**EXERCISE INSTRUCTIONS:** Pick out all lines with the word "photo" from the records that follow.

**INFORMATION SHOWN:**
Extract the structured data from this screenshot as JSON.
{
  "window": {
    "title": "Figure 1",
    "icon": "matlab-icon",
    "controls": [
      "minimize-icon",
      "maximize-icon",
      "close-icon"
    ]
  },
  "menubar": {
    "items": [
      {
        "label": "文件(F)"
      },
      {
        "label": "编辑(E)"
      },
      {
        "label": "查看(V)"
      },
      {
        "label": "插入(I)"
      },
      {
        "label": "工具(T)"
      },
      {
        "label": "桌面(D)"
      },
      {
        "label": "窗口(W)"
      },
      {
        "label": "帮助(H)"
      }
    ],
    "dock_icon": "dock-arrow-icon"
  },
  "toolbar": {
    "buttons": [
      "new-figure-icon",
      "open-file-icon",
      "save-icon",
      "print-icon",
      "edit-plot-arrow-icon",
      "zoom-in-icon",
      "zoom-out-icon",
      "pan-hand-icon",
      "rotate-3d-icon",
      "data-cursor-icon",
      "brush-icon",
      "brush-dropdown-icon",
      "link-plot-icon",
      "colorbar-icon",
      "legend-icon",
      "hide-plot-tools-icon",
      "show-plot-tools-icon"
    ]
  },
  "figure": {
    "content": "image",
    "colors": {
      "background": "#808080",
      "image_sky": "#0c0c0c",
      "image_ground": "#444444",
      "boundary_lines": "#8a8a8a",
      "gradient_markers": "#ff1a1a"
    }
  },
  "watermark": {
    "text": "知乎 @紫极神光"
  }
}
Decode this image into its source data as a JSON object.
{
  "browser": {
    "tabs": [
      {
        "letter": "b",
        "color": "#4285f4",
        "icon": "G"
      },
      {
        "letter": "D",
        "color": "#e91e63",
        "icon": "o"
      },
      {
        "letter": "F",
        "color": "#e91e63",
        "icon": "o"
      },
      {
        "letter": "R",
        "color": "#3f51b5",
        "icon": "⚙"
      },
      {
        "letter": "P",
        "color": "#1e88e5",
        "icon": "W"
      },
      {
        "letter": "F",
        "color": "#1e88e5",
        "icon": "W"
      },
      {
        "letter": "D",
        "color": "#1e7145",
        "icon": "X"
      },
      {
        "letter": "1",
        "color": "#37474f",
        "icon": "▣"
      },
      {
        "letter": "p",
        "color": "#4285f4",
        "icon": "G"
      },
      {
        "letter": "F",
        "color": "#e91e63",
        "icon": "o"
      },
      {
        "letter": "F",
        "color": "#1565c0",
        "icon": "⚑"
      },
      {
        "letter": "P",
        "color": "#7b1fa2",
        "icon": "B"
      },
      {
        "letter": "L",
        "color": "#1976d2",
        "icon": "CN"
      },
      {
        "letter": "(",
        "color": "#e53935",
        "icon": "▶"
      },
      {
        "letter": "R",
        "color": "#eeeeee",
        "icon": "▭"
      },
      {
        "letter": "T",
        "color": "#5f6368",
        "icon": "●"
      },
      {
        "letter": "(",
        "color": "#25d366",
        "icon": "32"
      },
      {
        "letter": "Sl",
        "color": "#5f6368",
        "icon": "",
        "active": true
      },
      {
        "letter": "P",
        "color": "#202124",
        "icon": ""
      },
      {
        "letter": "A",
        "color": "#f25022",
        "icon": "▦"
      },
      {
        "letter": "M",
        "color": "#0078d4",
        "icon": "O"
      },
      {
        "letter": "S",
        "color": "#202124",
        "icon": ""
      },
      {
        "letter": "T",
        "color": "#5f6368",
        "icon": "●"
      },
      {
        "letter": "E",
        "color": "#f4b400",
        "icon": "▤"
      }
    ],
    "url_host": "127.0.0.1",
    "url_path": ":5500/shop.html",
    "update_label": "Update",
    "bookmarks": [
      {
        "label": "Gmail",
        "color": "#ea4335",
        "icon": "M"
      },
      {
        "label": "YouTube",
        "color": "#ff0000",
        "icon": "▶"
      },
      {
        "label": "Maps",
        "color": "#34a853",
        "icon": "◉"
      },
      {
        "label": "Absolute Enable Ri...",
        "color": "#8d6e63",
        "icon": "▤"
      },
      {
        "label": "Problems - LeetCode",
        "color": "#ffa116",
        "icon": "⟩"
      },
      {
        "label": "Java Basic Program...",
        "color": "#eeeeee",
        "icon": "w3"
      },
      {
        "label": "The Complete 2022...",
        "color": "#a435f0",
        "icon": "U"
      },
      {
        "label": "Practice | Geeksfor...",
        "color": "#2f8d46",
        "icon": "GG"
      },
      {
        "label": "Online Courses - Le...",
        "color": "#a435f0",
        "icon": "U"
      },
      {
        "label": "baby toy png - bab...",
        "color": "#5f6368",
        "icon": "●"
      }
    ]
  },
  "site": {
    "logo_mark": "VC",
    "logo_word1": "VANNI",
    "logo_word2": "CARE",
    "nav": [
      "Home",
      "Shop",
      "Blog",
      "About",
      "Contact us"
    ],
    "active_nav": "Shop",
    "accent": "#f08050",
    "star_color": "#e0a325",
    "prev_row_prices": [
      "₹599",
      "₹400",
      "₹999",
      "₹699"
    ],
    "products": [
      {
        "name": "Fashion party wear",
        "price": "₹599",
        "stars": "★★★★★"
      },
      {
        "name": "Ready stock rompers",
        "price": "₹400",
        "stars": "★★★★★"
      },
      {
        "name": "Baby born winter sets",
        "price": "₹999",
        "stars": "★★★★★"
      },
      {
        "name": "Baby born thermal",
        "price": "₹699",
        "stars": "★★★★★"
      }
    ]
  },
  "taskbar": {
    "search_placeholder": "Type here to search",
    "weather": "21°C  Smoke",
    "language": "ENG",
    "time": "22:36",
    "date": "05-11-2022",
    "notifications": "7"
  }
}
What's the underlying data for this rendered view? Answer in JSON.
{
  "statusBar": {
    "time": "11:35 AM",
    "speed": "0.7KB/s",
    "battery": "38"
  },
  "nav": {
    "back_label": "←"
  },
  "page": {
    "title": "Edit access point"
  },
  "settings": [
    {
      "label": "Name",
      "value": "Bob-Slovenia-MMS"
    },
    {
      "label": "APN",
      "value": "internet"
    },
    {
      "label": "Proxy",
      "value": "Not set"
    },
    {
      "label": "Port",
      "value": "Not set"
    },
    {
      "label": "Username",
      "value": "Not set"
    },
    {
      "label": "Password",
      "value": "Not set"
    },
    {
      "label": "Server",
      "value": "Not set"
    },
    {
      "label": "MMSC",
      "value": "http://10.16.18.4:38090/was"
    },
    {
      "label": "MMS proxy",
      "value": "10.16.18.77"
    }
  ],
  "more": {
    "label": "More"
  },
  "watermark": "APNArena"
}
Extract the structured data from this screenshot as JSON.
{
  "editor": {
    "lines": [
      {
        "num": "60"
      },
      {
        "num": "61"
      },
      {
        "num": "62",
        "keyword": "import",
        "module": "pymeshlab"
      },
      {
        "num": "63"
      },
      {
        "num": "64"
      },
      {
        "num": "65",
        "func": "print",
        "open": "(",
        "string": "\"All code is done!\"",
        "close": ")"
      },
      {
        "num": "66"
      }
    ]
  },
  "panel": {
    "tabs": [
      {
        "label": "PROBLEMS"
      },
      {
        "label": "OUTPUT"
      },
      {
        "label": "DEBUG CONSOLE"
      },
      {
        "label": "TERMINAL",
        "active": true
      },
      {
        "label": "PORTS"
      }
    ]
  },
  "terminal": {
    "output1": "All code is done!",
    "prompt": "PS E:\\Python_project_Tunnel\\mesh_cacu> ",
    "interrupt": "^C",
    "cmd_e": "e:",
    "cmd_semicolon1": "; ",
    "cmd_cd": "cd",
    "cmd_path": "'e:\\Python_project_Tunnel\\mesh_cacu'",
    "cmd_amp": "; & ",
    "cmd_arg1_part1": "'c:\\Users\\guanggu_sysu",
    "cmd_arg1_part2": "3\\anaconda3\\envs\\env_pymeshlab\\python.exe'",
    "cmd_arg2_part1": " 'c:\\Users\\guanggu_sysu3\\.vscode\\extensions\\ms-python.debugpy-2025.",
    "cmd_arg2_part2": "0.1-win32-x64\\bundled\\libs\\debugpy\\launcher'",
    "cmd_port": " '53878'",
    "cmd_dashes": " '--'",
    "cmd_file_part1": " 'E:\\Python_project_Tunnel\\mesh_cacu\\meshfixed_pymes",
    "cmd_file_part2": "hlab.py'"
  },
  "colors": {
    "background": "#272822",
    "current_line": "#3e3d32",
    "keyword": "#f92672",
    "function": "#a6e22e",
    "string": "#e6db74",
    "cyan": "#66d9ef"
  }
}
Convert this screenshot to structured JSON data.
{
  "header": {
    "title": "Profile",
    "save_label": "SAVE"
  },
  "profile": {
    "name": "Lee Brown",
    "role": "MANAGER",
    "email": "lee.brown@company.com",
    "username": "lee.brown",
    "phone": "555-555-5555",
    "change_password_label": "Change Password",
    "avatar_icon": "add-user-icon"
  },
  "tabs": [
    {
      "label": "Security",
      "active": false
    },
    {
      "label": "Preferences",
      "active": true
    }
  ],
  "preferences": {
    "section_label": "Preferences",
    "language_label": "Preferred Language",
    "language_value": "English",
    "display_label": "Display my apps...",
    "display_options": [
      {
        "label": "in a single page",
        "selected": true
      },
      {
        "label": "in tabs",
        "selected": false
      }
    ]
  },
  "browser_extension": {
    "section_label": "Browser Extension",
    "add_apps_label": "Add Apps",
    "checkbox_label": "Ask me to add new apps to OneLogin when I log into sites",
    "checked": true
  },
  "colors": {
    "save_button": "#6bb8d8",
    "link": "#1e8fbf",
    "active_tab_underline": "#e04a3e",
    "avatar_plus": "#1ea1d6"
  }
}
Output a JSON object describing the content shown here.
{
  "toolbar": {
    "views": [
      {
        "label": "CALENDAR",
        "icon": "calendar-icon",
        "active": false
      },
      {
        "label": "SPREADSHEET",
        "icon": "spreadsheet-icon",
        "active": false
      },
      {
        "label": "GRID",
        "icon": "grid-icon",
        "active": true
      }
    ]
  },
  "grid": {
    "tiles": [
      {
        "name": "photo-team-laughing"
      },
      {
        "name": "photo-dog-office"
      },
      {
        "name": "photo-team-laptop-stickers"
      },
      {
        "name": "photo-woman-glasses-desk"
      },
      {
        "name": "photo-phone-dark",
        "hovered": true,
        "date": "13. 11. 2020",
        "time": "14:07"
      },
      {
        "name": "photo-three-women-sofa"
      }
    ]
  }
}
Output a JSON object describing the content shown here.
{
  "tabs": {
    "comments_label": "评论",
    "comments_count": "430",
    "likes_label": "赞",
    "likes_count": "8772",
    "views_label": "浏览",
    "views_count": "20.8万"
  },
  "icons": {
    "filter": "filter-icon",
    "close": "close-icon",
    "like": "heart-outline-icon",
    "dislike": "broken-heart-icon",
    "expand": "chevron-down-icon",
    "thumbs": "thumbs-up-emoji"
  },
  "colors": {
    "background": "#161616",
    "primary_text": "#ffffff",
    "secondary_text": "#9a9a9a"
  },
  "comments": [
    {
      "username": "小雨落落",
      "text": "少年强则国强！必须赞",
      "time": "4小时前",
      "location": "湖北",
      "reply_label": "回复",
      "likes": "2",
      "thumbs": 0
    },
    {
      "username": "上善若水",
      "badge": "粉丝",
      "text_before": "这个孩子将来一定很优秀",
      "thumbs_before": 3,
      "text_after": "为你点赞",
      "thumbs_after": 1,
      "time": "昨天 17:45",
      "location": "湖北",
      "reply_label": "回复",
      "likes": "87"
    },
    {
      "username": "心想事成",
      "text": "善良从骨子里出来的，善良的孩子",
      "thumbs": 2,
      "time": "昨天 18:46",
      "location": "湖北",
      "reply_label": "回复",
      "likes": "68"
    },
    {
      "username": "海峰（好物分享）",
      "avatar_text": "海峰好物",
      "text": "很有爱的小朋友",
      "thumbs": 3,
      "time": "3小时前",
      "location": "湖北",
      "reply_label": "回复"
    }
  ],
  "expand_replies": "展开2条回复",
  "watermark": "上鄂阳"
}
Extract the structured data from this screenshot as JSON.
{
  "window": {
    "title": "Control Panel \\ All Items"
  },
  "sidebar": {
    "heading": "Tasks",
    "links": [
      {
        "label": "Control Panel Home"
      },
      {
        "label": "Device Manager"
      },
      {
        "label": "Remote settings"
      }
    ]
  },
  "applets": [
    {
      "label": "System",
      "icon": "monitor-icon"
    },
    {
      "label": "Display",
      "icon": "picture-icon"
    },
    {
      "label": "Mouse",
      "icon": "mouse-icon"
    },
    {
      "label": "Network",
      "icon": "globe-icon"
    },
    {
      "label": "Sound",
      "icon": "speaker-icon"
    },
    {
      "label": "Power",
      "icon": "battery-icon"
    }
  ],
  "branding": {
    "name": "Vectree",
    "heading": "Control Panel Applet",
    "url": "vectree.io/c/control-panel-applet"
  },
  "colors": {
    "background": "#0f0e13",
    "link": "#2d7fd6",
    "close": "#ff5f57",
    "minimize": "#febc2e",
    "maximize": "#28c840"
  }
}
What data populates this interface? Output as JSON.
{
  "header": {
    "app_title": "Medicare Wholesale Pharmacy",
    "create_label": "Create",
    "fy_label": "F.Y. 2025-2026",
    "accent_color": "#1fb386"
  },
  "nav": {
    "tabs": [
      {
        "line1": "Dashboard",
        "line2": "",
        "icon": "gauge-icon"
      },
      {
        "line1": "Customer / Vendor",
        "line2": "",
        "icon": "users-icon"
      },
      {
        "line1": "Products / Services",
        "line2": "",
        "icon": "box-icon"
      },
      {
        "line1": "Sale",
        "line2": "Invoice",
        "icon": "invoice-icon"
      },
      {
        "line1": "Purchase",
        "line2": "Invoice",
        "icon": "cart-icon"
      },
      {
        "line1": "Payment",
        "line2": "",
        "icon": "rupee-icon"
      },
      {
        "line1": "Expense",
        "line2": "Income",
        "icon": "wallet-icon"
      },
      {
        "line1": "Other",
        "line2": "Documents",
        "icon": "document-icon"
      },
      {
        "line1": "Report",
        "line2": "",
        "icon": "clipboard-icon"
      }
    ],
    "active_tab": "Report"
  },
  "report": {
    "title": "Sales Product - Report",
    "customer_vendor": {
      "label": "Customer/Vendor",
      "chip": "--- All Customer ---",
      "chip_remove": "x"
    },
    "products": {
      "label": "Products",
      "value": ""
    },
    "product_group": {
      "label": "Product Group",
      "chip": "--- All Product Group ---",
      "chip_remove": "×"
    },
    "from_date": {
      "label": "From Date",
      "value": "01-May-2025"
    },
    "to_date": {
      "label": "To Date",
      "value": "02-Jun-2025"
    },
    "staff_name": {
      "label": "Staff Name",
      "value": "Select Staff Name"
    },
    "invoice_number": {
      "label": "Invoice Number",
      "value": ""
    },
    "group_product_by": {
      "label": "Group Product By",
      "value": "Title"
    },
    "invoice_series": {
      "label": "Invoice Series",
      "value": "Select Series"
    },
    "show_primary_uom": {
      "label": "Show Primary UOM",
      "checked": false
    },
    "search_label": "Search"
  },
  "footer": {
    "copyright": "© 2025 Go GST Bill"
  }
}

**RESULT OF THIS TASK:**
        "name": "photo-team-laughing"
        "name": "photo-dog-office"
        "name": "photo-team-laptop-stickers"
        "name": "photo-woman-glasses-desk"
        "name": "photo-phone-dark",
        "name": "photo-three-women-sofa"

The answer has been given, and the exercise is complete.